INSTRUCTIONS TO FOLLOW — Below are records to transcribe exactly, without their pictures.

SUPPLIED MATERIAL —
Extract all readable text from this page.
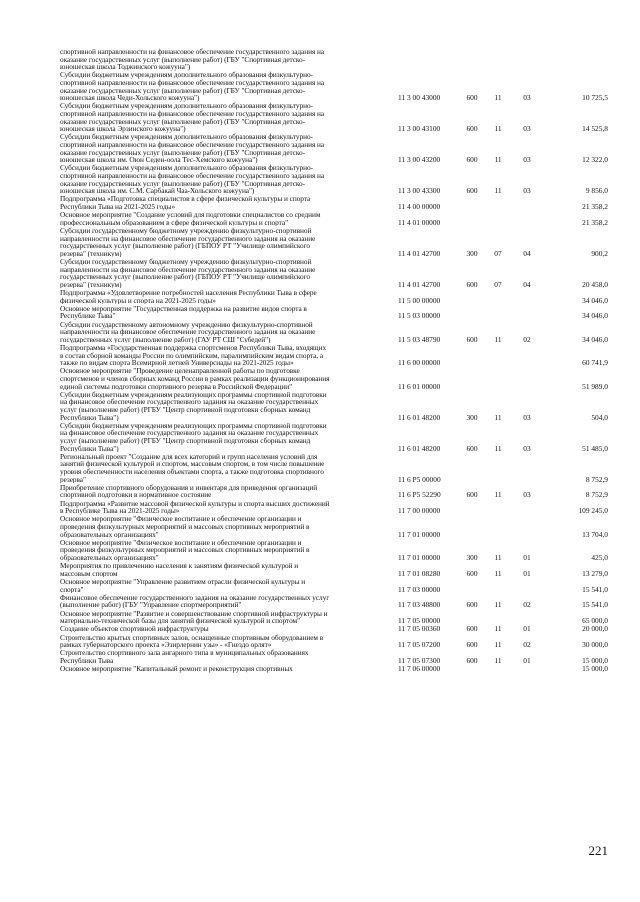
спортивной направленности на финансовое обеспечение государственного задания на
оказание государственных услуг (выполнение работ) (ГБУ "Спортивная детско-
юношеская школа Тоджинского кожууна")
Субсидии бюджетным учреждениям дополнительного образования физкультурно-
спортивной направленности на финансовое обеспечение государственного задания на
оказание государственных услуг (выполнение работ) (ГБУ "Спортивная детско-
юношеская школа Чеди-Хольского кожууна")	11 3 00 43000	600	11	03	10 725,5
Субсидии бюджетным учреждениям дополнительного образования физкультурно-
спортивной направленности на финансовое обеспечение государственного задания на
оказание государственных услуг (выполнение работ) (ГБУ "Спортивная детско-
юношеская школа Эрзинского кожууна")	11 3 00 43100	600	11	03	14 525,8
Субсидии бюджетным учреждениям дополнительного образования физкультурно-
спортивной направленности на финансовое обеспечение государственного задания на
оказание государственных услуг (выполнение работ) (ГБУ "Спортивная детско-
юношеская школа им. Оюн Седен-оола Тес-Хемского кожууна")	11 3 00 43200	600	11	03	12 322,0
Субсидии бюджетным учреждениям дополнительного образования физкультурно-
спортивной направленности на финансовое обеспечение государственного задания на
оказание государственных услуг (выполнение работ) (ГБУ "Спортивная детско-
юношеская школа им. С.М. Сарбакай Чаа-Хольского кожууна")	11 3 00 43300	600	11	03	9 856,0
Подпрограмма «Подготовка специалистов в сфере физической культуры и спорта
Республики Тыва на 2021-2025 годы»	11 4 00 00000	21 358,2
Основное мероприятие "Создание условий для подготовки специалистов со средним
профессиональным образованием в сфере физической культуры и спорта"	11 4 01 00000	21 358,2
Субсидии государственному бюджетному учреждению физкультурно-спортивной
направленности на финансовое обеспечение государственного задания на оказание
государственных услуг (выполнение работ) (ГБПОУ РТ "Училище олимпийского
резерва" (техникум)	11 4 01 42700	300	07	04	900,2
Субсидии государственному бюджетному учреждению физкультурно-спортивной
направленности на финансовое обеспечение государственного задания на оказание
государственных услуг (выполнение работ) (ГБПОУ РТ "Училище олимпийского
резерва" (техникум)	11 4 01 42700	600	07	04	20 458,0
Подпрограмма «Удовлетворение потребностей населения Республики Тыва в сфере
физической культуры и спорта на 2021-2025 годы»	11 5 00 00000	34 046,0
Основное мероприятие "Государственная поддержка на развитие видов спорта в
Республике Тыва"	11 5 03 00000	34 046,0
Субсидии государственному автономному учреждению физкультурно-спортивной
направленности на финансовое обеспечение государственного задания на оказание
государственных услуг (выполнение работ) (ГАУ РТ СШ "Субедей")	11 5 03 48790	600	11	02	34 046,0
Подпрограмма «Государственная поддержка спортсменов Республики Тыва, входящих
в состав сборной команды России по олимпийским, паралимпийским видам спорта, а
также по видам спорта Всемирной летней Универсиады на 2021-2025 годы»	11 6 00 00000	60 741,9
Основное мероприятие "Проведение целенаправленной работы по подготовке
спортсменов и членов сборных команд России в рамках реализации функционирования
единой системы подготовки спортивного резерва в Российской Федерации"	11 6 01 00000	51 989,0
Субсидии бюджетным учреждениям реализующих программы спортивной подготовки
на финансовое обеспечение государственного задания на оказание государственных
услуг (выполнение работ) (РГБУ "Центр спортивной подготовки сборных команд
Республики Тыва")	11 6 01 48200	300	11	03	504,0
Субсидии бюджетным учреждениям реализующих программы спортивной подготовки
на финансовое обеспечение государственного задания на оказание государственных
услуг (выполнение работ) (РГБУ "Центр спортивной подготовки сборных команд
Республики Тыва")	11 6 01 48200	600	11	03	51 485,0
Региональный проект "Создание для всех категорий и групп населения условий для
занятий физической культурой и спортом, массовым спортом, в том числе повышение
уровня обеспеченности населения объектами спорта, а также подготовка спортивного
резерва"	11 6 P5 00000	8 752,9
Приобретение спортивного оборудования и инвентаря для приведения организаций
спортивной подготовки в нормативное состояние	11 6 P5 52290	600	11	03	8 752,9
Подпрограмма «Развитие массовой физической культуры и спорта высших достижений
в Республике Тыва на 2021-2025 годы»	11 7 00 00000	109 245,0
Основное мероприятие "Физическое воспитание и обеспечение организации и
проведения физкультурных мероприятий и массовых спортивных мероприятий в
образовательных организациях"	11 7 01 00000	13 704,0
Основное мероприятие "Физическое воспитание и обеспечение организации и
проведения физкультурных мероприятий и массовых спортивных мероприятий в
образовательных организациях"	11 7 01 00000	300	11	01	425,0
Мероприятия по привлечению населения к занятиям физической культурой и
массовым спортом	11 7 01 08280	600	11	01	13 279,0
Основное мероприятие "Управление развитием отрасли физической культуры и
спорта"	11 7 03 00000	15 541,0
Финансовое обеспечение государственного задания на оказание государственных услуг
(выполнение работ) (ГБУ "Управление спортмероприятий"	11 7 03 48800	600	11	02	15 541,0
Основное мероприятие "Развитие и совершенствование спортивной инфраструктуры и
материально-технической базы для занятий физической культурой и спортом"	11 7 05 00000	65 000,0
Создание объектов спортивной инфраструктуры	11 7 05 00360	600	11	01	20 000,0
Строительство крытых спортивных залов, оснащенные спортивным оборудованием в
рамках губернаторского проекта «Эзирлернин узы» - «Гнездо орлят»	11 7 05 07200	600	11	02	30 000,0
Строительство спортивного зала ангарного типа в муниципальных образованиях
Республики Тыва	11 7 05 07300	600	11	01	15 000,0
Основное мероприятие "Капитальный ремонт и реконструкция спортивных	11 7 06 00000	15 000,0
221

REPLY —
Extract all readable text from this page.
спортивной направленности на финансовое обеспечение государственного задания на
оказание государственных услуг (выполнение работ) (ГБУ "Спортивная детско-
юношеская школа Тоджинского кожууна")
Субсидии бюджетным учреждениям дополнительного образования физкультурно-
спортивной направленности на финансовое обеспечение государственного задания на
оказание государственных услуг (выполнение работ) (ГБУ "Спортивная детско-
юношеская школа Чеди-Хольского кожууна")	11 3 00 43000	600	11	03	10 725,5
Субсидии бюджетным учреждениям дополнительного образования физкультурно-
спортивной направленности на финансовое обеспечение государственного задания на
оказание государственных услуг (выполнение работ) (ГБУ "Спортивная детско-
юношеская школа Эрзинского кожууна")	11 3 00 43100	600	11	03	14 525,8
Субсидии бюджетным учреждениям дополнительного образования физкультурно-
спортивной направленности на финансовое обеспечение государственного задания на
оказание государственных услуг (выполнение работ) (ГБУ "Спортивная детско-
юношеская школа им. Оюн Седен-оола Тес-Хемского кожууна")	11 3 00 43200	600	11	03	12 322,0
Субсидии бюджетным учреждениям дополнительного образования физкультурно-
спортивной направленности на финансовое обеспечение государственного задания на
оказание государственных услуг (выполнение работ) (ГБУ "Спортивная детско-
юношеская школа им. С.М. Сарбакай Чаа-Хольского кожууна")	11 3 00 43300	600	11	03	9 856,0
Подпрограмма «Подготовка специалистов в сфере физической культуры и спорта
Республики Тыва на 2021-2025 годы»	11 4 00 00000	21 358,2
Основное мероприятие "Создание условий для подготовки специалистов со средним
профессиональным образованием в сфере физической культуры и спорта"	11 4 01 00000	21 358,2
Субсидии государственному бюджетному учреждению физкультурно-спортивной
направленности на финансовое обеспечение государственного задания на оказание
государственных услуг (выполнение работ) (ГБПОУ РТ "Училище олимпийского
резерва" (техникум)	11 4 01 42700	300	07	04	900,2
Субсидии государственному бюджетному учреждению физкультурно-спортивной
направленности на финансовое обеспечение государственного задания на оказание
государственных услуг (выполнение работ) (ГБПОУ РТ "Училище олимпийского
резерва" (техникум)	11 4 01 42700	600	07	04	20 458,0
Подпрограмма «Удовлетворение потребностей населения Республики Тыва в сфере
физической культуры и спорта на 2021-2025 годы»	11 5 00 00000	34 046,0
Основное мероприятие "Государственная поддержка на развитие видов спорта в
Республике Тыва"	11 5 03 00000	34 046,0
Субсидии государственному автономному учреждению физкультурно-спортивной
направленности на финансовое обеспечение государственного задания на оказание
государственных услуг (выполнение работ) (ГАУ РТ СШ "Субедей")	11 5 03 48790	600	11	02	34 046,0
Подпрограмма «Государственная поддержка спортсменов Республики Тыва, входящих
в состав сборной команды России по олимпийским, паралимпийским видам спорта, а
также по видам спорта Всемирной летней Универсиады на 2021-2025 годы»	11 6 00 00000	60 741,9
Основное мероприятие "Проведение целенаправленной работы по подготовке
спортсменов и членов сборных команд России в рамках реализации функционирования
единой системы подготовки спортивного резерва в Российской Федерации"	11 6 01 00000	51 989,0
Субсидии бюджетным учреждениям реализующих программы спортивной подготовки
на финансовое обеспечение государственного задания на оказание государственных
услуг (выполнение работ) (РГБУ "Центр спортивной подготовки сборных команд
Республики Тыва")	11 6 01 48200	300	11	03	504,0
Субсидии бюджетным учреждениям реализующих программы спортивной подготовки
на финансовое обеспечение государственного задания на оказание государственных
услуг (выполнение работ) (РГБУ "Центр спортивной подготовки сборных команд
Республики Тыва")	11 6 01 48200	600	11	03	51 485,0
Региональный проект "Создание для всех категорий и групп населения условий для
занятий физической культурой и спортом, массовым спортом, в том числе повышение
уровня обеспеченности населения объектами спорта, а также подготовка спортивного
резерва"	11 6 P5 00000	8 752,9
Приобретение спортивного оборудования и инвентаря для приведения организаций
спортивной подготовки в нормативное состояние	11 6 P5 52290	600	11	03	8 752,9
Подпрограмма «Развитие массовой физической культуры и спорта высших достижений
в Республике Тыва на 2021-2025 годы»	11 7 00 00000	109 245,0
Основное мероприятие "Физическое воспитание и обеспечение организации и
проведения физкультурных мероприятий и массовых спортивных мероприятий в
образовательных организациях"	11 7 01 00000	13 704,0
Основное мероприятие "Физическое воспитание и обеспечение организации и
проведения физкультурных мероприятий и массовых спортивных мероприятий в
образовательных организациях"	11 7 01 00000	300	11	01	425,0
Мероприятия по привлечению населения к занятиям физической культурой и
массовым спортом	11 7 01 08280	600	11	01	13 279,0
Основное мероприятие "Управление развитием отрасли физической культуры и
спорта"	11 7 03 00000	15 541,0
Финансовое обеспечение государственного задания на оказание государственных услуг
(выполнение работ) (ГБУ "Управление спортмероприятий"	11 7 03 48800	600	11	02	15 541,0
Основное мероприятие "Развитие и совершенствование спортивной инфраструктуры и
материально-технической базы для занятий физической культурой и спортом"	11 7 05 00000	65 000,0
Создание объектов спортивной инфраструктуры	11 7 05 00360	600	11	01	20 000,0
Строительство крытых спортивных залов, оснащенные спортивным оборудованием в
рамках губернаторского проекта «Эзирлернин узы» - «Гнездо орлят»	11 7 05 07200	600	11	02	30 000,0
Строительство спортивного зала ангарного типа в муниципальных образованиях
Республики Тыва	11 7 05 07300	600	11	01	15 000,0
Основное мероприятие "Капитальный ремонт и реконструкция спортивных	11 7 06 00000	15 000,0
221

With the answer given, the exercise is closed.